Across the listing below, count the lines that mention the string "Model". Reply with the figure only.

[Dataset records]
____________

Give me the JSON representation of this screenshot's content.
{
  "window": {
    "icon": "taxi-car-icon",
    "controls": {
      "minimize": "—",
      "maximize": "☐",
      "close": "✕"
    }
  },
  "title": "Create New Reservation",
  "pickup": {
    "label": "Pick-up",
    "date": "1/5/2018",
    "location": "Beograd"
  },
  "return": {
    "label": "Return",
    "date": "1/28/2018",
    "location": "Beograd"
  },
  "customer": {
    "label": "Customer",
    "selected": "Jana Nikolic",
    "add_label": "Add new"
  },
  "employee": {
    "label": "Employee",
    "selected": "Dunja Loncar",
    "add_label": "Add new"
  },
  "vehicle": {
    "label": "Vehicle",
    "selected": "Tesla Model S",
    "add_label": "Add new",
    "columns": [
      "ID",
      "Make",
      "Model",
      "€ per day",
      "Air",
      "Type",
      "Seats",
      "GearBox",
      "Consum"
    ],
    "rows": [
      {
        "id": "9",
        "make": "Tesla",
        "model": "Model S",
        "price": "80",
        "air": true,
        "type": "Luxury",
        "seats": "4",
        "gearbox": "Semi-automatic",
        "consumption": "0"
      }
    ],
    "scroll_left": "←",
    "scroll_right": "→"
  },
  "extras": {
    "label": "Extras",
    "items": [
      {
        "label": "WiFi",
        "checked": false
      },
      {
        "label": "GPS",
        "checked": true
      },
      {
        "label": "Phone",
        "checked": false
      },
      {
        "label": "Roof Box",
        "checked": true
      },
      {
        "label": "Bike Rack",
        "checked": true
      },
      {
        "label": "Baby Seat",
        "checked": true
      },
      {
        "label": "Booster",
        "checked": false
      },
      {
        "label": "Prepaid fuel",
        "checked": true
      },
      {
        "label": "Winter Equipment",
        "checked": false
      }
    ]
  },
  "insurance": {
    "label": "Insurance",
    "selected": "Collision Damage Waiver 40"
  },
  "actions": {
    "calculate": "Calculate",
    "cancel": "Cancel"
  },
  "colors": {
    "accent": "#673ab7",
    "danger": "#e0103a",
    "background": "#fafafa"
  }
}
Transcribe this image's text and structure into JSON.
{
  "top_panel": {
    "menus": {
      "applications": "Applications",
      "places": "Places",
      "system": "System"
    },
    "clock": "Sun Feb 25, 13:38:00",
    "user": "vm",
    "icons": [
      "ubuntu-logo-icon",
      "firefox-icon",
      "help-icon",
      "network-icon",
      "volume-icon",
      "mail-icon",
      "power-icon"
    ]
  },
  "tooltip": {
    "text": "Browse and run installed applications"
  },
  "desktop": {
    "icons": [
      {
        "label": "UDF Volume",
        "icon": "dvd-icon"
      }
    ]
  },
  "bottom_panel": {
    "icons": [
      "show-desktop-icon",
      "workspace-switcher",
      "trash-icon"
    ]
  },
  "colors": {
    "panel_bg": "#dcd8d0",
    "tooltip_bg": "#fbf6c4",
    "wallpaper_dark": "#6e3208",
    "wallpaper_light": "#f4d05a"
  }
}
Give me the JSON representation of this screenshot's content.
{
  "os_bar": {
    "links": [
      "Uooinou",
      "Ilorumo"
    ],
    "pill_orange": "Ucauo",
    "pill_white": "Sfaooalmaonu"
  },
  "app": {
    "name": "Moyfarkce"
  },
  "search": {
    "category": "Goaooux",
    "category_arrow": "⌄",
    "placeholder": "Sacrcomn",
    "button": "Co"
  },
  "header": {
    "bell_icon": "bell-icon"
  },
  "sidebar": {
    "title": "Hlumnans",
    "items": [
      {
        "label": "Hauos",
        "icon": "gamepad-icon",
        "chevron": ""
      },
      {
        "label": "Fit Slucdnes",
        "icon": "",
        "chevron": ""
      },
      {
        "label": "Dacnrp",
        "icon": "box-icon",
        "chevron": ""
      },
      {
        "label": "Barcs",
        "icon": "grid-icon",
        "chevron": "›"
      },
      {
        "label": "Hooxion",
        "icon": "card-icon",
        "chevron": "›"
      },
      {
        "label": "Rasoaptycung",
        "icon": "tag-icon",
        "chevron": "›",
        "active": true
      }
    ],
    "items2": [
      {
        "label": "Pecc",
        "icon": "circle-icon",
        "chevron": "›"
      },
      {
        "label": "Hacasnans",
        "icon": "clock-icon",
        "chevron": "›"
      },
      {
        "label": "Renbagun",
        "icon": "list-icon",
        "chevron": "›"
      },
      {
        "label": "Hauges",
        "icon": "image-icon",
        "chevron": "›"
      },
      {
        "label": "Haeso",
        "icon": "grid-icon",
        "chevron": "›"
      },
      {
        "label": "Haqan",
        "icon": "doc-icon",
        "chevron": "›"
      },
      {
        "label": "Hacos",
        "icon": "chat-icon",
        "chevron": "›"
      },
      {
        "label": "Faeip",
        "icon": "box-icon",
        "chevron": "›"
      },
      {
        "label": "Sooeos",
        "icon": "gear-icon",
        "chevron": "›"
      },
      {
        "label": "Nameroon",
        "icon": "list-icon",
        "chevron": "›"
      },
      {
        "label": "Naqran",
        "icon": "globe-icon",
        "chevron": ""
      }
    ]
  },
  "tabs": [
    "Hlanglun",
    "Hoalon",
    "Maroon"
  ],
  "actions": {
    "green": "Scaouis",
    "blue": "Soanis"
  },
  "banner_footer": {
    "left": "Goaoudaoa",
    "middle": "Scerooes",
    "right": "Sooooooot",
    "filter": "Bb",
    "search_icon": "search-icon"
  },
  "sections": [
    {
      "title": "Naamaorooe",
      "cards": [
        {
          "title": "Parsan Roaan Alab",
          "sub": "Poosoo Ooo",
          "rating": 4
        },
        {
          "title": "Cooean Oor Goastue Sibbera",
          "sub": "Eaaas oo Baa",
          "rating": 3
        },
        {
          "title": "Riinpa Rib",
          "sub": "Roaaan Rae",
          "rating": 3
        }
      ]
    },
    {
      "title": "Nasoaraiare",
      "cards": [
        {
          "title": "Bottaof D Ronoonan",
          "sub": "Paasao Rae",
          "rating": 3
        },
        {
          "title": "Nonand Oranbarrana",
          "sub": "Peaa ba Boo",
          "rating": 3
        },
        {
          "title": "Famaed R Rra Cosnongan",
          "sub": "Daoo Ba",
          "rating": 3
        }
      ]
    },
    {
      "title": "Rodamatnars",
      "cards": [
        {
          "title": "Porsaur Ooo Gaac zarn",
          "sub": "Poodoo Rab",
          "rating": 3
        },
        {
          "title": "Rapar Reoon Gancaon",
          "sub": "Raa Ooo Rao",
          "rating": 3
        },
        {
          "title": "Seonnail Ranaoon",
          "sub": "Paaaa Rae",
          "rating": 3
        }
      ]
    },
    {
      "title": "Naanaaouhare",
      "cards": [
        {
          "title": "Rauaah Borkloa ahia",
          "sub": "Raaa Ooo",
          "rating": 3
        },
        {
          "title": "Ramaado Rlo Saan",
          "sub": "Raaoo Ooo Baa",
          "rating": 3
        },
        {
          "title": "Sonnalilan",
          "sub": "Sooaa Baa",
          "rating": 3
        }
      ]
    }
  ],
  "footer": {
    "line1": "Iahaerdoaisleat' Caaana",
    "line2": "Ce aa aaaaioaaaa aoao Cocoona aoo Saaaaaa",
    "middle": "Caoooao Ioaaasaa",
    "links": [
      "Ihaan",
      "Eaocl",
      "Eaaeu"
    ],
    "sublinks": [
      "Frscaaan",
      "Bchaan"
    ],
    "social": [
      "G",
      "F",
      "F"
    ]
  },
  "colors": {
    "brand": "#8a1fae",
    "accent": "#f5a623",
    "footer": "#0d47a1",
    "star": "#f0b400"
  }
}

____________

▸ **WORKED SOLUTION**:
3